§ **Extracts from a graphics dataset**:
------------------------------

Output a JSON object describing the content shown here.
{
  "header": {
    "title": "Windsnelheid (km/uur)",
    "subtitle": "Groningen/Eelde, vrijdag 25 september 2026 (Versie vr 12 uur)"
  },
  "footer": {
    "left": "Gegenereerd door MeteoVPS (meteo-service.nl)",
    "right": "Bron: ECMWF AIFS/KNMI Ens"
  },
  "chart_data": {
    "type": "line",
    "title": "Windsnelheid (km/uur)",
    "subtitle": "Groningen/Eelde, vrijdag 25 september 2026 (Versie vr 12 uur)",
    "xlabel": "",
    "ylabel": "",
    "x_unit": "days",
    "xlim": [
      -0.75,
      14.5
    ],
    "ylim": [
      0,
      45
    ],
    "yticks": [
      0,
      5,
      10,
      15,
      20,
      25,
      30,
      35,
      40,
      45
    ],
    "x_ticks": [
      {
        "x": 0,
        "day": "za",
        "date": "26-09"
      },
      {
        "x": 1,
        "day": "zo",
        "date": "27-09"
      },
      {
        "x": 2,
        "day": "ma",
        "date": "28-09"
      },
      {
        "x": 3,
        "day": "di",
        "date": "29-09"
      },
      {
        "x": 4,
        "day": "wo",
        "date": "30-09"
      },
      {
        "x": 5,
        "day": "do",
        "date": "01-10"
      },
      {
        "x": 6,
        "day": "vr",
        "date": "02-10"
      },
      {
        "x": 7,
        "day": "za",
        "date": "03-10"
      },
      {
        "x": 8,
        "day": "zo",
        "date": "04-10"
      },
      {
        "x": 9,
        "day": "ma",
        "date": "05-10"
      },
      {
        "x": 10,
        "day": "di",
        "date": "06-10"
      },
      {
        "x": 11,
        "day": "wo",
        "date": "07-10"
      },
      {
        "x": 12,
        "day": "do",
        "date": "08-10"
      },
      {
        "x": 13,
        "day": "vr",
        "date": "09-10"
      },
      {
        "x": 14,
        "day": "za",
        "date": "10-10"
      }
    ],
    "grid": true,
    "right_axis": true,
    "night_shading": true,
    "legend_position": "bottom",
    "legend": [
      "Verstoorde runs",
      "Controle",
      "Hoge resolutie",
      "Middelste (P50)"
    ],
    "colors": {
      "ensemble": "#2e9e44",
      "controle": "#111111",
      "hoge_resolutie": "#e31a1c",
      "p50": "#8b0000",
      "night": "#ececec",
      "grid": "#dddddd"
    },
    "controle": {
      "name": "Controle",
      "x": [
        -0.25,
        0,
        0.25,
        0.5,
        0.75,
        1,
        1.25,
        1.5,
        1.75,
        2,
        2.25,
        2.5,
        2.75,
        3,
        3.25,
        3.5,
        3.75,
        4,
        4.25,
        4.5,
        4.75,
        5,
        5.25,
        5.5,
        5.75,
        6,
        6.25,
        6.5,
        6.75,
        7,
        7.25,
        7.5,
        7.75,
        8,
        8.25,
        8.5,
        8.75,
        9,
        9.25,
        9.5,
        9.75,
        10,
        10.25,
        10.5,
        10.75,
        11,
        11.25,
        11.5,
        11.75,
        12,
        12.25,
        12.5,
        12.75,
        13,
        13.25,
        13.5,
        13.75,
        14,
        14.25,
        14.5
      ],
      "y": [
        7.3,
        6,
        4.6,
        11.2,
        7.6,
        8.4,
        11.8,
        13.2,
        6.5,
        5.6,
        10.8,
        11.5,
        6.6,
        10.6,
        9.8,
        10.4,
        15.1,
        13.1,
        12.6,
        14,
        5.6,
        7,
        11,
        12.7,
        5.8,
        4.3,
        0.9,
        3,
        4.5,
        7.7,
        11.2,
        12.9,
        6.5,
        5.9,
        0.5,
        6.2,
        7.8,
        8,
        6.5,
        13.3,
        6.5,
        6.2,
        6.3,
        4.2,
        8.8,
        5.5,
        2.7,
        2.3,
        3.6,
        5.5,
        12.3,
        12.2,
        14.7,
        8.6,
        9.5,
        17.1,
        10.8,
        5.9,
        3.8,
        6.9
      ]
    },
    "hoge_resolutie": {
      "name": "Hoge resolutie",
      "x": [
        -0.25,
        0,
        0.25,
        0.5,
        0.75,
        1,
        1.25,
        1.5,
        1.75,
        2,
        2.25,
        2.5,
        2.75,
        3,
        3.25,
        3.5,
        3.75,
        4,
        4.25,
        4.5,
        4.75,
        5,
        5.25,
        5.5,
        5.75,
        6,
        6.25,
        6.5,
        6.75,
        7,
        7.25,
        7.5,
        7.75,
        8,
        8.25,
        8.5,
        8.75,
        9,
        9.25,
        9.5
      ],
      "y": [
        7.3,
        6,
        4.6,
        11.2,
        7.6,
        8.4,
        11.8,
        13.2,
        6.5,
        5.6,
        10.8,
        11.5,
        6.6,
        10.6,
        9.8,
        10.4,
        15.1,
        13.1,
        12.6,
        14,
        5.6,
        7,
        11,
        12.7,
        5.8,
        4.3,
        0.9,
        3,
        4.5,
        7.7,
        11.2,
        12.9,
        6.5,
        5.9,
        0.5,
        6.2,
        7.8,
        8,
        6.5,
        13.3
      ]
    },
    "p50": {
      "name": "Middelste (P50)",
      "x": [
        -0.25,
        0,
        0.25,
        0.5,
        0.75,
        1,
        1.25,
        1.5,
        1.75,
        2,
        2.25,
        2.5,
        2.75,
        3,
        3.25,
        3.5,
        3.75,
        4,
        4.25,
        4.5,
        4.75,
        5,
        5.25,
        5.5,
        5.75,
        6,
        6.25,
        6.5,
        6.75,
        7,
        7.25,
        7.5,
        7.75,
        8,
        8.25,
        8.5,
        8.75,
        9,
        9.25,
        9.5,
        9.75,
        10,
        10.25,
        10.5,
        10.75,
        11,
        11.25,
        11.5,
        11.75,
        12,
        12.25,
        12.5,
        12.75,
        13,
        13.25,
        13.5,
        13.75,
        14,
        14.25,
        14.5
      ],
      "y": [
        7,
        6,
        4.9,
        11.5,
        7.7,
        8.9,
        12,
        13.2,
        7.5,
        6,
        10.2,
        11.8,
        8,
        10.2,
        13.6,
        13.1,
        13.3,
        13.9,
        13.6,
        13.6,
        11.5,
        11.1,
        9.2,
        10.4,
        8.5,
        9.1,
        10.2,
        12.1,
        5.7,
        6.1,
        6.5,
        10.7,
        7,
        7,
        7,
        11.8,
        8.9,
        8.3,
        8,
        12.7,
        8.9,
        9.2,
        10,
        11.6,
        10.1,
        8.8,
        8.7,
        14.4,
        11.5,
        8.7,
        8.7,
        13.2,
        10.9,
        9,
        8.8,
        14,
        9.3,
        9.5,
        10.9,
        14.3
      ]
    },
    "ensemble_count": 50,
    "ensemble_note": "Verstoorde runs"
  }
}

------------------------------

§ **GOAL OF THE EXERCISE**: Return all of the data word for word.

§ **EXERCISE ANSWER**:
Output a JSON object describing the content shown here.
{
  "header": {
    "title": "Windsnelheid (km/uur)",
    "subtitle": "Groningen/Eelde, vrijdag 25 september 2026 (Versie vr 12 uur)"
  },
  "footer": {
    "left": "Gegenereerd door MeteoVPS (meteo-service.nl)",
    "right": "Bron: ECMWF AIFS/KNMI Ens"
  },
  "chart_data": {
    "type": "line",
    "title": "Windsnelheid (km/uur)",
    "subtitle": "Groningen/Eelde, vrijdag 25 september 2026 (Versie vr 12 uur)",
    "xlabel": "",
    "ylabel": "",
    "x_unit": "days",
    "xlim": [
      -0.75,
      14.5
    ],
    "ylim": [
      0,
      45
    ],
    "yticks": [
      0,
      5,
      10,
      15,
      20,
      25,
      30,
      35,
      40,
      45
    ],
    "x_ticks": [
      {
        "x": 0,
        "day": "za",
        "date": "26-09"
      },
      {
        "x": 1,
        "day": "zo",
        "date": "27-09"
      },
      {
        "x": 2,
        "day": "ma",
        "date": "28-09"
      },
      {
        "x": 3,
        "day": "di",
        "date": "29-09"
      },
      {
        "x": 4,
        "day": "wo",
        "date": "30-09"
      },
      {
        "x": 5,
        "day": "do",
        "date": "01-10"
      },
      {
        "x": 6,
        "day": "vr",
        "date": "02-10"
      },
      {
        "x": 7,
        "day": "za",
        "date": "03-10"
      },
      {
        "x": 8,
        "day": "zo",
        "date": "04-10"
      },
      {
        "x": 9,
        "day": "ma",
        "date": "05-10"
      },
      {
        "x": 10,
        "day": "di",
        "date": "06-10"
      },
      {
        "x": 11,
        "day": "wo",
        "date": "07-10"
      },
      {
        "x": 12,
        "day": "do",
        "date": "08-10"
      },
      {
        "x": 13,
        "day": "vr",
        "date": "09-10"
      },
      {
        "x": 14,
        "day": "za",
        "date": "10-10"
      }
    ],
    "grid": true,
    "right_axis": true,
    "night_shading": true,
    "legend_position": "bottom",
    "legend": [
      "Verstoorde runs",
      "Controle",
      "Hoge resolutie",
      "Middelste (P50)"
    ],
    "colors": {
      "ensemble": "#2e9e44",
      "controle": "#111111",
      "hoge_resolutie": "#e31a1c",
      "p50": "#8b0000",
      "night": "#ececec",
      "grid": "#dddddd"
    },
    "controle": {
      "name": "Controle",
      "x": [
        -0.25,
        0,
        0.25,
        0.5,
        0.75,
        1,
        1.25,
        1.5,
        1.75,
        2,
        2.25,
        2.5,
        2.75,
        3,
        3.25,
        3.5,
        3.75,
        4,
        4.25,
        4.5,
        4.75,
        5,
        5.25,
        5.5,
        5.75,
        6,
        6.25,
        6.5,
        6.75,
        7,
        7.25,
        7.5,
        7.75,
        8,
        8.25,
        8.5,
        8.75,
        9,
        9.25,
        9.5,
        9.75,
        10,
        10.25,
        10.5,
        10.75,
        11,
        11.25,
        11.5,
        11.75,
        12,
        12.25,
        12.5,
        12.75,
        13,
        13.25,
        13.5,
        13.75,
        14,
        14.25,
        14.5
      ],
      "y": [
        7.3,
        6,
        4.6,
        11.2,
        7.6,
        8.4,
        11.8,
        13.2,
        6.5,
        5.6,
        10.8,
        11.5,
        6.6,
        10.6,
        9.8,
        10.4,
        15.1,
        13.1,
        12.6,
        14,
        5.6,
        7,
        11,
        12.7,
        5.8,
        4.3,
        0.9,
        3,
        4.5,
        7.7,
        11.2,
        12.9,
        6.5,
        5.9,
        0.5,
        6.2,
        7.8,
        8,
        6.5,
        13.3,
        6.5,
        6.2,
        6.3,
        4.2,
        8.8,
        5.5,
        2.7,
        2.3,
        3.6,
        5.5,
        12.3,
        12.2,
        14.7,
        8.6,
        9.5,
        17.1,
        10.8,
        5.9,
        3.8,
        6.9
      ]
    },
    "hoge_resolutie": {
      "name": "Hoge resolutie",
      "x": [
        -0.25,
        0,
        0.25,
        0.5,
        0.75,
        1,
        1.25,
        1.5,
        1.75,
        2,
        2.25,
        2.5,
        2.75,
        3,
        3.25,
        3.5,
        3.75,
        4,
        4.25,
        4.5,
        4.75,
        5,
        5.25,
        5.5,
        5.75,
        6,
        6.25,
        6.5,
        6.75,
        7,
        7.25,
        7.5,
        7.75,
        8,
        8.25,
        8.5,
        8.75,
        9,
        9.25,
        9.5
      ],
      "y": [
        7.3,
        6,
        4.6,
        11.2,
        7.6,
        8.4,
        11.8,
        13.2,
        6.5,
        5.6,
        10.8,
        11.5,
        6.6,
        10.6,
        9.8,
        10.4,
        15.1,
        13.1,
        12.6,
        14,
        5.6,
        7,
        11,
        12.7,
        5.8,
        4.3,
        0.9,
        3,
        4.5,
        7.7,
        11.2,
        12.9,
        6.5,
        5.9,
        0.5,
        6.2,
        7.8,
        8,
        6.5,
        13.3
      ]
    },
    "p50": {
      "name": "Middelste (P50)",
      "x": [
        -0.25,
        0,
        0.25,
        0.5,
        0.75,
        1,
        1.25,
        1.5,
        1.75,
        2,
        2.25,
        2.5,
        2.75,
        3,
        3.25,
        3.5,
        3.75,
        4,
        4.25,
        4.5,
        4.75,
        5,
        5.25,
        5.5,
        5.75,
        6,
        6.25,
        6.5,
        6.75,
        7,
        7.25,
        7.5,
        7.75,
        8,
        8.25,
        8.5,
        8.75,
        9,
        9.25,
        9.5,
        9.75,
        10,
        10.25,
        10.5,
        10.75,
        11,
        11.25,
        11.5,
        11.75,
        12,
        12.25,
        12.5,
        12.75,
        13,
        13.25,
        13.5,
        13.75,
        14,
        14.25,
        14.5
      ],
      "y": [
        7,
        6,
        4.9,
        11.5,
        7.7,
        8.9,
        12,
        13.2,
        7.5,
        6,
        10.2,
        11.8,
        8,
        10.2,
        13.6,
        13.1,
        13.3,
        13.9,
        13.6,
        13.6,
        11.5,
        11.1,
        9.2,
        10.4,
        8.5,
        9.1,
        10.2,
        12.1,
        5.7,
        6.1,
        6.5,
        10.7,
        7,
        7,
        7,
        11.8,
        8.9,
        8.3,
        8,
        12.7,
        8.9,
        9.2,
        10,
        11.6,
        10.1,
        8.8,
        8.7,
        14.4,
        11.5,
        8.7,
        8.7,
        13.2,
        10.9,
        9,
        8.8,
        14,
        9.3,
        9.5,
        10.9,
        14.3
      ]
    },
    "ensemble_count": 50,
    "ensemble_note": "Verstoorde runs"
  }
}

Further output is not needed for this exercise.